## BEGIN

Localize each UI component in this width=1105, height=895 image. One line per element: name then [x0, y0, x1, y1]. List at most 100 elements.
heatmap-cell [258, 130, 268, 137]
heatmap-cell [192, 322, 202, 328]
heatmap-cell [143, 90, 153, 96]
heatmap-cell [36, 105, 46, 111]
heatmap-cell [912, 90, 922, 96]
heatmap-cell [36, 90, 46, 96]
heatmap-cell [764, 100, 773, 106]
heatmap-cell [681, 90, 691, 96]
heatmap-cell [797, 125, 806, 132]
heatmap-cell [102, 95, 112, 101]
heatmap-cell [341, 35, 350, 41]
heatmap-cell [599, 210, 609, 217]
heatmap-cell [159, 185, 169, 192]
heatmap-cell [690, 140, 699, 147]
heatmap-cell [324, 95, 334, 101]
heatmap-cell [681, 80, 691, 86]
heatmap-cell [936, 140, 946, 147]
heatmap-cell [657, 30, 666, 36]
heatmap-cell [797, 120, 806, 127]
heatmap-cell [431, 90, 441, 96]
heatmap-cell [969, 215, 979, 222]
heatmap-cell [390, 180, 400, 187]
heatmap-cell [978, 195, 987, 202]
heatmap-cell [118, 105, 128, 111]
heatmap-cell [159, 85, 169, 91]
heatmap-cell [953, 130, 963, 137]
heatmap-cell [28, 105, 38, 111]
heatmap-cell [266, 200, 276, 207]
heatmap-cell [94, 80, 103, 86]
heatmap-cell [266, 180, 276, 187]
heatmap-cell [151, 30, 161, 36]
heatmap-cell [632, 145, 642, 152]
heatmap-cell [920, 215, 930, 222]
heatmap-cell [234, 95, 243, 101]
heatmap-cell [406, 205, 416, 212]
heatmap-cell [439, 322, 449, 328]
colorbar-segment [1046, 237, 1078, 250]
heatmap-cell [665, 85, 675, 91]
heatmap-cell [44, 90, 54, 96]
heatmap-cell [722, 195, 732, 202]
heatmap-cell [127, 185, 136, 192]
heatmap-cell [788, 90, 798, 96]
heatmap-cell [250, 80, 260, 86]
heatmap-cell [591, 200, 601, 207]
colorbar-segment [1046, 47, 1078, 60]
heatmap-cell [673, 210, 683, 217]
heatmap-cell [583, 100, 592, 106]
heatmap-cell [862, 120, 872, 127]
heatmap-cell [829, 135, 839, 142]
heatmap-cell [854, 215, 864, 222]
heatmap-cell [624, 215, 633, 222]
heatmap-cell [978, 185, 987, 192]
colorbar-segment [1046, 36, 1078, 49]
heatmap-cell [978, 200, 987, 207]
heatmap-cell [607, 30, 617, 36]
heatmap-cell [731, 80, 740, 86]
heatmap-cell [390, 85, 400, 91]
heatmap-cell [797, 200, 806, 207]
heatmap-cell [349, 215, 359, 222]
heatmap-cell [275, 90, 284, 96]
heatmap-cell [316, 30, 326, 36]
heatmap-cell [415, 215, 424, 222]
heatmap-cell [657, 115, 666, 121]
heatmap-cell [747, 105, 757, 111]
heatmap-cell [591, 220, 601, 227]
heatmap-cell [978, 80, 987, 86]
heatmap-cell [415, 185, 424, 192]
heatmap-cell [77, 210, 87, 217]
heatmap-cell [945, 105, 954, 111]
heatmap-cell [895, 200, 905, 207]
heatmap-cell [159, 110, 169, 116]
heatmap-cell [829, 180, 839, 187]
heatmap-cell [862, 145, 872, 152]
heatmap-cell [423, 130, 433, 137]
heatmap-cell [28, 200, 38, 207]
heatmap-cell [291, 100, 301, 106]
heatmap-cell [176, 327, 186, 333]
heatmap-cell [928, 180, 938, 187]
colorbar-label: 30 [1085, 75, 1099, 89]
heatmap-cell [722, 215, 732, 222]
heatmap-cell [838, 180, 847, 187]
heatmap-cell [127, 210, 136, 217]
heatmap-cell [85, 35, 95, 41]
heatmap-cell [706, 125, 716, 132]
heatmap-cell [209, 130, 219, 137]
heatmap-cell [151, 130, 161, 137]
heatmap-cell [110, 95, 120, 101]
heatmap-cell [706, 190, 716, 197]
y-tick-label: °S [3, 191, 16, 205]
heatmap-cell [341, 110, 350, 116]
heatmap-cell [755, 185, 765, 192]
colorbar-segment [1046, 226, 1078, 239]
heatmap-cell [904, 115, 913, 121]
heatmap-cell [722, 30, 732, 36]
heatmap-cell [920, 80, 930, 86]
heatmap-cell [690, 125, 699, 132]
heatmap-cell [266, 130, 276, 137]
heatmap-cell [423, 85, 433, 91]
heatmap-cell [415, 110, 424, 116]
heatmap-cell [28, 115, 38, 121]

## END

INSTRUCTION -
Rewrite the listing above, replacing every "colorbar-segment" with "color-scale-segment" and leaving everything else unchanged.

WORKED SOLUTION -
Localize each UI component in this width=1105, height=895 image. One line per element: name then [x0, y0, x1, y1]. List at most 100 elements.
heatmap-cell [258, 130, 268, 137]
heatmap-cell [192, 322, 202, 328]
heatmap-cell [143, 90, 153, 96]
heatmap-cell [36, 105, 46, 111]
heatmap-cell [912, 90, 922, 96]
heatmap-cell [36, 90, 46, 96]
heatmap-cell [764, 100, 773, 106]
heatmap-cell [681, 90, 691, 96]
heatmap-cell [797, 125, 806, 132]
heatmap-cell [102, 95, 112, 101]
heatmap-cell [341, 35, 350, 41]
heatmap-cell [599, 210, 609, 217]
heatmap-cell [159, 185, 169, 192]
heatmap-cell [690, 140, 699, 147]
heatmap-cell [324, 95, 334, 101]
heatmap-cell [681, 80, 691, 86]
heatmap-cell [936, 140, 946, 147]
heatmap-cell [657, 30, 666, 36]
heatmap-cell [797, 120, 806, 127]
heatmap-cell [431, 90, 441, 96]
heatmap-cell [969, 215, 979, 222]
heatmap-cell [390, 180, 400, 187]
heatmap-cell [978, 195, 987, 202]
heatmap-cell [118, 105, 128, 111]
heatmap-cell [159, 85, 169, 91]
heatmap-cell [953, 130, 963, 137]
heatmap-cell [28, 105, 38, 111]
heatmap-cell [266, 200, 276, 207]
heatmap-cell [94, 80, 103, 86]
heatmap-cell [266, 180, 276, 187]
heatmap-cell [151, 30, 161, 36]
heatmap-cell [632, 145, 642, 152]
heatmap-cell [920, 215, 930, 222]
heatmap-cell [234, 95, 243, 101]
heatmap-cell [406, 205, 416, 212]
heatmap-cell [439, 322, 449, 328]
color-scale-segment [1046, 237, 1078, 250]
heatmap-cell [665, 85, 675, 91]
heatmap-cell [44, 90, 54, 96]
heatmap-cell [722, 195, 732, 202]
heatmap-cell [127, 185, 136, 192]
heatmap-cell [788, 90, 798, 96]
heatmap-cell [250, 80, 260, 86]
heatmap-cell [591, 200, 601, 207]
color-scale-segment [1046, 47, 1078, 60]
heatmap-cell [673, 210, 683, 217]
heatmap-cell [583, 100, 592, 106]
heatmap-cell [862, 120, 872, 127]
heatmap-cell [829, 135, 839, 142]
heatmap-cell [854, 215, 864, 222]
heatmap-cell [624, 215, 633, 222]
heatmap-cell [978, 185, 987, 192]
color-scale-segment [1046, 36, 1078, 49]
heatmap-cell [978, 200, 987, 207]
heatmap-cell [607, 30, 617, 36]
heatmap-cell [731, 80, 740, 86]
heatmap-cell [390, 85, 400, 91]
heatmap-cell [797, 200, 806, 207]
heatmap-cell [349, 215, 359, 222]
heatmap-cell [275, 90, 284, 96]
heatmap-cell [316, 30, 326, 36]
heatmap-cell [415, 215, 424, 222]
heatmap-cell [657, 115, 666, 121]
heatmap-cell [747, 105, 757, 111]
heatmap-cell [591, 220, 601, 227]
heatmap-cell [978, 80, 987, 86]
heatmap-cell [415, 185, 424, 192]
heatmap-cell [77, 210, 87, 217]
heatmap-cell [945, 105, 954, 111]
heatmap-cell [895, 200, 905, 207]
heatmap-cell [159, 110, 169, 116]
heatmap-cell [829, 180, 839, 187]
heatmap-cell [862, 145, 872, 152]
heatmap-cell [423, 130, 433, 137]
heatmap-cell [28, 200, 38, 207]
heatmap-cell [291, 100, 301, 106]
heatmap-cell [176, 327, 186, 333]
heatmap-cell [928, 180, 938, 187]
colorbar-label: 30 [1085, 75, 1099, 89]
heatmap-cell [722, 215, 732, 222]
heatmap-cell [838, 180, 847, 187]
heatmap-cell [127, 210, 136, 217]
heatmap-cell [85, 35, 95, 41]
heatmap-cell [706, 125, 716, 132]
heatmap-cell [209, 130, 219, 137]
heatmap-cell [151, 130, 161, 137]
heatmap-cell [110, 95, 120, 101]
heatmap-cell [706, 190, 716, 197]
y-tick-label: °S [3, 191, 16, 205]
heatmap-cell [341, 110, 350, 116]
heatmap-cell [755, 185, 765, 192]
color-scale-segment [1046, 226, 1078, 239]
heatmap-cell [904, 115, 913, 121]
heatmap-cell [722, 30, 732, 36]
heatmap-cell [920, 80, 930, 86]
heatmap-cell [690, 125, 699, 132]
heatmap-cell [266, 130, 276, 137]
heatmap-cell [423, 85, 433, 91]
heatmap-cell [415, 110, 424, 116]
heatmap-cell [28, 115, 38, 121]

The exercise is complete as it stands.